* _Written task_:
Copy each line of the records that holds the string "xlabel".
## Begin Listed entries
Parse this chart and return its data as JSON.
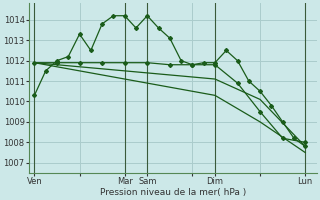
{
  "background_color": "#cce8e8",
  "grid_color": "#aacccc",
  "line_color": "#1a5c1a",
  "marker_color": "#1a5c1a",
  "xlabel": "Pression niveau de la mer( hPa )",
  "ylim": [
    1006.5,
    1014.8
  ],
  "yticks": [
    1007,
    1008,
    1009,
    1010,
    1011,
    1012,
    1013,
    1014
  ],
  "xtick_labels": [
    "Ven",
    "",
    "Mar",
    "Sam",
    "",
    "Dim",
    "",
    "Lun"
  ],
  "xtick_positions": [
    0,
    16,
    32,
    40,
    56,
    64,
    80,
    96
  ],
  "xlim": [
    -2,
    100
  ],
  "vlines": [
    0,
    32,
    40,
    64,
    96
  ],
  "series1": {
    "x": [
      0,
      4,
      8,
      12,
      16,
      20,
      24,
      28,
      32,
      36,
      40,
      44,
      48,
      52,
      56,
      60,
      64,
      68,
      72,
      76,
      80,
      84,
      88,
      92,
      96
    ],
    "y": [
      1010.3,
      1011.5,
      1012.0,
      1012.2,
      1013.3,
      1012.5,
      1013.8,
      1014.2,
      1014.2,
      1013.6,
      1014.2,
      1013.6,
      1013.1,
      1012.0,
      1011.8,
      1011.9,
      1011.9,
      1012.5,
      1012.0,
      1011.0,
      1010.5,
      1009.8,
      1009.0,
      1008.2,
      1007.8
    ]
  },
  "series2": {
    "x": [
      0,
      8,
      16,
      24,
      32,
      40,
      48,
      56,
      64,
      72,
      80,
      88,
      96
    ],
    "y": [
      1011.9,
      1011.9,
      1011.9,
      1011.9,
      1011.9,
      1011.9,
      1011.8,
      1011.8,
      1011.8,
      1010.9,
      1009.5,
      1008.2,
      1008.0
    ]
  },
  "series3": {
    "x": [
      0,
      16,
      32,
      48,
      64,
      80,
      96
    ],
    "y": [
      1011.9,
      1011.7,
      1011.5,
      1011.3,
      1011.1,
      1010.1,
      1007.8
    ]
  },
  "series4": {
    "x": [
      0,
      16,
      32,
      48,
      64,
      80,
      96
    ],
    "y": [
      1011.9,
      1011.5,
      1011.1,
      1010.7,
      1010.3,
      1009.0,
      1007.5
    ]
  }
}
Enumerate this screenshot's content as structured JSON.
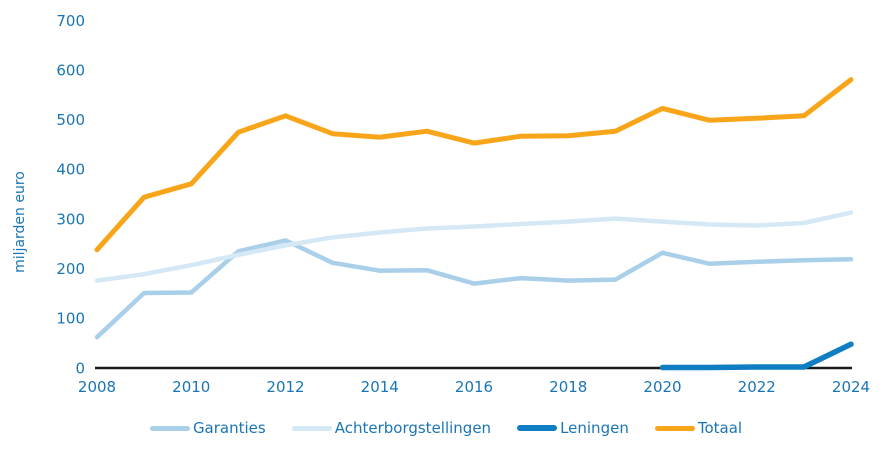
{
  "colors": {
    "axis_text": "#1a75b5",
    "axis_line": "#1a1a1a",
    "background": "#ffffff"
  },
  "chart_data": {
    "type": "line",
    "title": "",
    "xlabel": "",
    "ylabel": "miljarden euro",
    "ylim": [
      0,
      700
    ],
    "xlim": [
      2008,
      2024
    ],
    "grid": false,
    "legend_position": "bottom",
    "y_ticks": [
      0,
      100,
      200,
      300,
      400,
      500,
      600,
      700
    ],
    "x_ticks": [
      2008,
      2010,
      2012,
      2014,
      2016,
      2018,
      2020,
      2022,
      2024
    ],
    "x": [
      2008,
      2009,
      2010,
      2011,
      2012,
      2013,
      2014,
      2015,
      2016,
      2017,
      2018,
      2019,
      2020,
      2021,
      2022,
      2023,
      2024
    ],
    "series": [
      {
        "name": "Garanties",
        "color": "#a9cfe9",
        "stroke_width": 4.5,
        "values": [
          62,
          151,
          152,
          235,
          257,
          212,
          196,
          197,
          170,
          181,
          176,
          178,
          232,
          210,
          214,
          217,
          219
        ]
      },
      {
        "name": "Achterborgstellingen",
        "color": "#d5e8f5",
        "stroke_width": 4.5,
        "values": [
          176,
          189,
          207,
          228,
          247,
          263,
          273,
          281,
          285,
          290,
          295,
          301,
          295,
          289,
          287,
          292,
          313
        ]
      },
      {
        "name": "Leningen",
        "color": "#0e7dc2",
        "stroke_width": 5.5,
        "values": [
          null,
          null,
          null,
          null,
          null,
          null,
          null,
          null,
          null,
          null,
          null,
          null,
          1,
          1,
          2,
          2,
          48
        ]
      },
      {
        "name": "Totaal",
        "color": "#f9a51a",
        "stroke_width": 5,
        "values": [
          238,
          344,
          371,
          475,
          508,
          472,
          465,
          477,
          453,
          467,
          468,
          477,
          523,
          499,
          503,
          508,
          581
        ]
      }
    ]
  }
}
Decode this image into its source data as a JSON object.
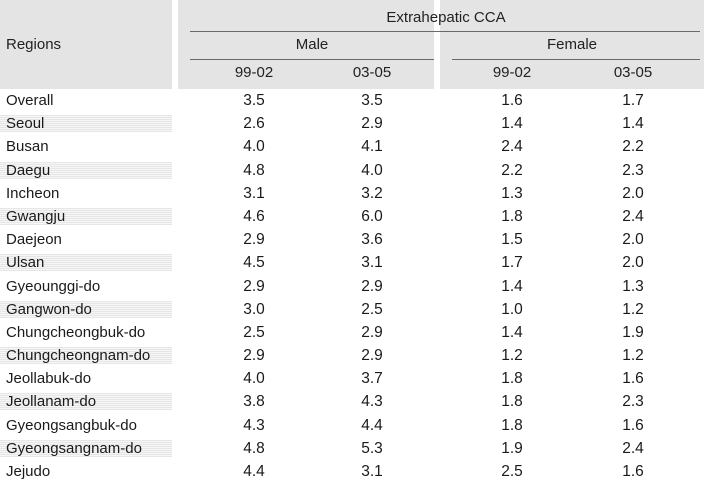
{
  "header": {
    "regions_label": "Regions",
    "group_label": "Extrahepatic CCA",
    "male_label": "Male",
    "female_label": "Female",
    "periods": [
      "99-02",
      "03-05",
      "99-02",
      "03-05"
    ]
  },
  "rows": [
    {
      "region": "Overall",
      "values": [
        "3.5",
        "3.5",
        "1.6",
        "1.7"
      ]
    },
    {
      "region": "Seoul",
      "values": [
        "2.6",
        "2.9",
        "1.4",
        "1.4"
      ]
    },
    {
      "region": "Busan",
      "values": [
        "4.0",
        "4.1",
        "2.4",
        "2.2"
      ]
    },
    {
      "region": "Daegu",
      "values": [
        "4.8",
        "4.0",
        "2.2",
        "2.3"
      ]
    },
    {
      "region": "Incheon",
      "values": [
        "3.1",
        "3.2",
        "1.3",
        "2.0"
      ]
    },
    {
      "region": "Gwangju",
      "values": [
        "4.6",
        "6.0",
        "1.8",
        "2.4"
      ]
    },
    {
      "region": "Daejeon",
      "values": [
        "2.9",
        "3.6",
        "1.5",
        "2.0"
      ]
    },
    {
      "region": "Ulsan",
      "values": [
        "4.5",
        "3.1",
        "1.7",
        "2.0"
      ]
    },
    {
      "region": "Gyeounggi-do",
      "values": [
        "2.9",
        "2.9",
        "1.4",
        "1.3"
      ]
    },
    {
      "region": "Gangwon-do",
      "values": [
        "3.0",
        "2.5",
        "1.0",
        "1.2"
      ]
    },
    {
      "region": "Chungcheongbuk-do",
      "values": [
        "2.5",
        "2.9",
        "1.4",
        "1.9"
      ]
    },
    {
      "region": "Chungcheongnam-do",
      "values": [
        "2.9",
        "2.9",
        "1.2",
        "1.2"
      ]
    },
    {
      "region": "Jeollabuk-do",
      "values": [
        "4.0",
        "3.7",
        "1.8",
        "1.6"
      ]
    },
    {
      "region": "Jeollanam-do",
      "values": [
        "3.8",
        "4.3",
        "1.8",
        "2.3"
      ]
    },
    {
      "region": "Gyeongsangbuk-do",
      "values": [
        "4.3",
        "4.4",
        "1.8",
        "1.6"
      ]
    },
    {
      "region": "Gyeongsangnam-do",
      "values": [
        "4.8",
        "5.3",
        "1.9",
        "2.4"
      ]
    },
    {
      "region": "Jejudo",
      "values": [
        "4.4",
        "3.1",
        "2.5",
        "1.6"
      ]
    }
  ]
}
## End Listed entries
* _Correct response_:
  "xlabel": "Pression niveau de la mer( hPa )",
    "xlabel": "",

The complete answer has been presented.